Given request >> Gather every line from the entries below that includes "Average".

Records provided >>
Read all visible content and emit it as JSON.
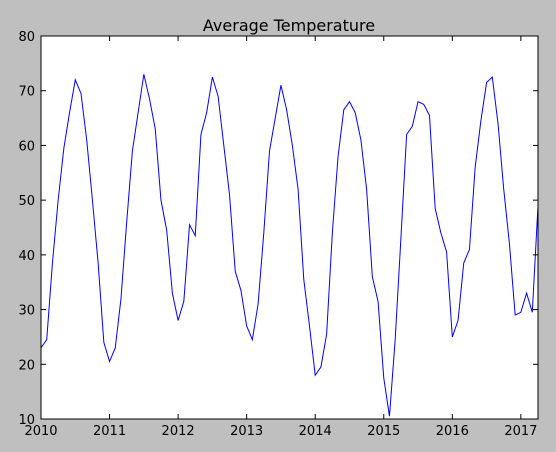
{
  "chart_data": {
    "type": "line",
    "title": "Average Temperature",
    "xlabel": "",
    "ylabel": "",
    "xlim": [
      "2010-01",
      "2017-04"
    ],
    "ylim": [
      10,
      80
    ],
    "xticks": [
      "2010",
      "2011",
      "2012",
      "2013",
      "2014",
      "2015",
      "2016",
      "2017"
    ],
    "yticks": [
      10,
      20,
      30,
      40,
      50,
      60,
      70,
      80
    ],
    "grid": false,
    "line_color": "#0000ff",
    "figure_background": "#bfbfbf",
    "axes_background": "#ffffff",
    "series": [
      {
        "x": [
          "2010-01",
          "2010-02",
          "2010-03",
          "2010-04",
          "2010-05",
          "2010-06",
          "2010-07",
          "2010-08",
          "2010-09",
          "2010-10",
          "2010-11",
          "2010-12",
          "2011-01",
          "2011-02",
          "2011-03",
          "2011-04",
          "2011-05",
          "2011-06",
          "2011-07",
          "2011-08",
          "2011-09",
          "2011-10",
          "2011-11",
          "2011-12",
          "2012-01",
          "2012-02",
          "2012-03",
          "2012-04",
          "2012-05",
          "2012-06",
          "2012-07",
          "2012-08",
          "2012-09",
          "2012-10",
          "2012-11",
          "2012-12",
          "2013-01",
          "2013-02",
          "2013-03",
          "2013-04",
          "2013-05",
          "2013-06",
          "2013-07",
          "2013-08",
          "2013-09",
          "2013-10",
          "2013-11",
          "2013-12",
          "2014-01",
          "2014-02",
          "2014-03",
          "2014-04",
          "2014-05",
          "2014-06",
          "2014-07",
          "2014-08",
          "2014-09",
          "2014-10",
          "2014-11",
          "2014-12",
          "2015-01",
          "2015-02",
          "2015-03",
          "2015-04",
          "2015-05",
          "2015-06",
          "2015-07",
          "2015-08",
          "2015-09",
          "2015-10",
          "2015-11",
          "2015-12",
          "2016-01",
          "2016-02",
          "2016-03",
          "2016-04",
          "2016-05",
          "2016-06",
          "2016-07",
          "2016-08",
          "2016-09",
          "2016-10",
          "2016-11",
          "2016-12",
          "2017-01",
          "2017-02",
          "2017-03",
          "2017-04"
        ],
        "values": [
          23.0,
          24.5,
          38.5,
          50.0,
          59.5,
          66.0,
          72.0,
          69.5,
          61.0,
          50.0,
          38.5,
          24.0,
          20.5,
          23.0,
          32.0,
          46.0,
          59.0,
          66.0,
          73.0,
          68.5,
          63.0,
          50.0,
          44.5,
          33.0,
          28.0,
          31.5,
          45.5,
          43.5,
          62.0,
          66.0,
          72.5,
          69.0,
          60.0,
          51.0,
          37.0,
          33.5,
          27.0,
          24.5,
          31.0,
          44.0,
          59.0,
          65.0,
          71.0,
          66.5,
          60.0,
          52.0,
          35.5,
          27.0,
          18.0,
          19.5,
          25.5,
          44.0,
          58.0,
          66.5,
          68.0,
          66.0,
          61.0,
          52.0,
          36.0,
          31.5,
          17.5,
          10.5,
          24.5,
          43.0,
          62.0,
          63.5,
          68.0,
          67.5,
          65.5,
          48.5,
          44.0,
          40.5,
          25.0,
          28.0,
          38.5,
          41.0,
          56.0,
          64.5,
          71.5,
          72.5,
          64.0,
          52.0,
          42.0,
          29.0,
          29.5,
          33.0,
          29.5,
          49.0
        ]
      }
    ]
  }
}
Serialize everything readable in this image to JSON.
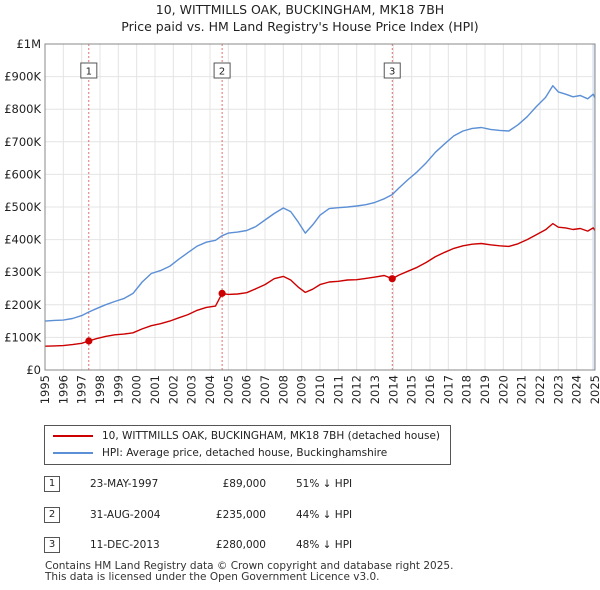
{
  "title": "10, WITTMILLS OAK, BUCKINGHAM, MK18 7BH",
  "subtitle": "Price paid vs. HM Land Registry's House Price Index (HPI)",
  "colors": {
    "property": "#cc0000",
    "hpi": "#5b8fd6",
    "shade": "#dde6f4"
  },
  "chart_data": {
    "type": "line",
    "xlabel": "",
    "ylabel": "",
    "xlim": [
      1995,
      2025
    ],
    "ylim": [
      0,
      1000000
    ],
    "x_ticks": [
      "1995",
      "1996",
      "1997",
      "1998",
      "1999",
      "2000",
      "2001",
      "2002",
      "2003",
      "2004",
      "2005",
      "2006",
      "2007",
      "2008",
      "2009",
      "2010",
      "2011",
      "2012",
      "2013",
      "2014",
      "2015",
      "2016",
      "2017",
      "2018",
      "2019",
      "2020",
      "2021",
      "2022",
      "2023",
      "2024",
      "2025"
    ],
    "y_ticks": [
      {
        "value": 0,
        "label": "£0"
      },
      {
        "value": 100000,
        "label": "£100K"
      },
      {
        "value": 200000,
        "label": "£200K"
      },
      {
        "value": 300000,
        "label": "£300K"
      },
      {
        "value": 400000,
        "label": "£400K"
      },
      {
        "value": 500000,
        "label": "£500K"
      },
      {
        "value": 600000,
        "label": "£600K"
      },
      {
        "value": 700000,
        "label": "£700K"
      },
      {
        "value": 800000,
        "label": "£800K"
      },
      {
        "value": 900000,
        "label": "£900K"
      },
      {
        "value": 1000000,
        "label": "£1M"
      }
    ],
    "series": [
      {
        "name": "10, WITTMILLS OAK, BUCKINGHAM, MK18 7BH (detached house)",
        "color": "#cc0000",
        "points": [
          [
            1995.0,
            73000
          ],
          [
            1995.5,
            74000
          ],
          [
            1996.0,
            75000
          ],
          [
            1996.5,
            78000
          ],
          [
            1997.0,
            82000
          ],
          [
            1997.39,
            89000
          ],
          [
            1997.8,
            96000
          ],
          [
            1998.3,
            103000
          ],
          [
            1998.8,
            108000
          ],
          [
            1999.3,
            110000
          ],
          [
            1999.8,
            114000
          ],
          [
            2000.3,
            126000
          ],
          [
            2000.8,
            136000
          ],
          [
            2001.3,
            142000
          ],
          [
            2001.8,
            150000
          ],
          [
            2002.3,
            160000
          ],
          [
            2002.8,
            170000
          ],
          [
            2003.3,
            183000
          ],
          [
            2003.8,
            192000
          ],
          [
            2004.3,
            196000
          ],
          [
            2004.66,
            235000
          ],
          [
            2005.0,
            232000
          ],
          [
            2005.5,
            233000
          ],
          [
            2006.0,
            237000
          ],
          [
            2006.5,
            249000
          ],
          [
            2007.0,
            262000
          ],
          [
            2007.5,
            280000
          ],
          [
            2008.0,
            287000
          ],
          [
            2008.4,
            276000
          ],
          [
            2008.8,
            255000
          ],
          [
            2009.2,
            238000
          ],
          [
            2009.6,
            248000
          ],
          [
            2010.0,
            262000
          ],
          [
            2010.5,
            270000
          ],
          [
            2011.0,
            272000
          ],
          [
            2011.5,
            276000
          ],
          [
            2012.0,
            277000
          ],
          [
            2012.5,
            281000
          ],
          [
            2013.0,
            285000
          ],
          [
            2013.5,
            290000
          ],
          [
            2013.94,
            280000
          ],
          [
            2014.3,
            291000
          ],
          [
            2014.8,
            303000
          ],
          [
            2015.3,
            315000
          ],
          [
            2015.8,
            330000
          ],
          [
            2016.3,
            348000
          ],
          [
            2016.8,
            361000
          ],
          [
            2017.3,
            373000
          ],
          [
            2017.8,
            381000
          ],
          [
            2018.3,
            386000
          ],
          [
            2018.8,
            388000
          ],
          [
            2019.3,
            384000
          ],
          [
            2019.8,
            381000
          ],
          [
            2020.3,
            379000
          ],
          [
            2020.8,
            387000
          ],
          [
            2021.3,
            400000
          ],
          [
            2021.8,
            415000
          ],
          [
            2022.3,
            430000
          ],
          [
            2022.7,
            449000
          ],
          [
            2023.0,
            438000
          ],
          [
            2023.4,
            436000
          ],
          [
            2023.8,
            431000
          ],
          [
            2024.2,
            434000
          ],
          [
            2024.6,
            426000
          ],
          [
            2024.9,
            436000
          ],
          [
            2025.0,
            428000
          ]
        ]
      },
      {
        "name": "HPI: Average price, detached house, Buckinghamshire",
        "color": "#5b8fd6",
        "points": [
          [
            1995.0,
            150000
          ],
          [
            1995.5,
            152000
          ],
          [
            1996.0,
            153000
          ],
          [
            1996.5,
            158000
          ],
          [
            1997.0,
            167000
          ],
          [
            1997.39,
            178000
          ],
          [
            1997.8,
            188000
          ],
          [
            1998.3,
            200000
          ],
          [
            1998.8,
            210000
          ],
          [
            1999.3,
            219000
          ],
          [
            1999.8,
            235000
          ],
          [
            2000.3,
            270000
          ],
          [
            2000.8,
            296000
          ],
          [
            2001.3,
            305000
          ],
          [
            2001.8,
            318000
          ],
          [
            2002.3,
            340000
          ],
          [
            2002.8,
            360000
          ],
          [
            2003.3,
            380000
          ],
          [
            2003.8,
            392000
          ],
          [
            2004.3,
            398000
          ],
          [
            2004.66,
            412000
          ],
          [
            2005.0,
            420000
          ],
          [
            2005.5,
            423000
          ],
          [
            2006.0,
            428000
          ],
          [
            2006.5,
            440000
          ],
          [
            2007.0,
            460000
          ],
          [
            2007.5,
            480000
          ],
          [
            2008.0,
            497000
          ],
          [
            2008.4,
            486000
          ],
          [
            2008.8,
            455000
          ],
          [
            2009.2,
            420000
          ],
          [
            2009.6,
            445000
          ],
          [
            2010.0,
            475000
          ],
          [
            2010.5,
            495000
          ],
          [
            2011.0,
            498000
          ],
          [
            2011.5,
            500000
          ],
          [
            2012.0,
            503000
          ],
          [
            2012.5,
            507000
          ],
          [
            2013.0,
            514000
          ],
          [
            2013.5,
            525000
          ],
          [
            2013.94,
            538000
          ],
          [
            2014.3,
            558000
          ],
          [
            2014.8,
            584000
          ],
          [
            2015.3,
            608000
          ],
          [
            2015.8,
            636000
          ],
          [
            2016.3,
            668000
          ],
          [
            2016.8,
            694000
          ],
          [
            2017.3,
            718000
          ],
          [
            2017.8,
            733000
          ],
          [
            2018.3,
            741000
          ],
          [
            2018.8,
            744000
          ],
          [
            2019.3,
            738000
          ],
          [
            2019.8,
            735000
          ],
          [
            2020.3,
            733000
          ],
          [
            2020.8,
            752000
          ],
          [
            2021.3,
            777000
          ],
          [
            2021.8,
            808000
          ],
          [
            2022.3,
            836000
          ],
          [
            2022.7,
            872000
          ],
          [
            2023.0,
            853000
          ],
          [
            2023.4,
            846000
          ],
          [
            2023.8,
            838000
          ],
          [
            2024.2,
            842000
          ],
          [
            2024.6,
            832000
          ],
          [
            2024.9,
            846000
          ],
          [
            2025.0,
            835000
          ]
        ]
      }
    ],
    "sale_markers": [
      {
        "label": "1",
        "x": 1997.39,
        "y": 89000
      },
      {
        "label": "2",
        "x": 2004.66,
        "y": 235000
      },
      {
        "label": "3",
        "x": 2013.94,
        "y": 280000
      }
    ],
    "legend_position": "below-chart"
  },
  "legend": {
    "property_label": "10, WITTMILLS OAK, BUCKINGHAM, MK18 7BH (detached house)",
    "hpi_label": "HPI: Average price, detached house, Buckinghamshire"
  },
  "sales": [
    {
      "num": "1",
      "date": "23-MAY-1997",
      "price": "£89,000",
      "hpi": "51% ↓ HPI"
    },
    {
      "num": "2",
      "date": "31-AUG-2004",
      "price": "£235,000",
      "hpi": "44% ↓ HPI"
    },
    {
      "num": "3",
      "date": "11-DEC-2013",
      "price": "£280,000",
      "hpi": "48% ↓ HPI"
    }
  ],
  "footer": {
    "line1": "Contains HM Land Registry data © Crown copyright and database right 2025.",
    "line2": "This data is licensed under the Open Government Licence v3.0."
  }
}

Output >>
    "title": "Average Temperature",
        "name": "HPI: Average price, detached house, Buckinghamshire",
    "hpi_label": "HPI: Average price, detached house, Buckinghamshire"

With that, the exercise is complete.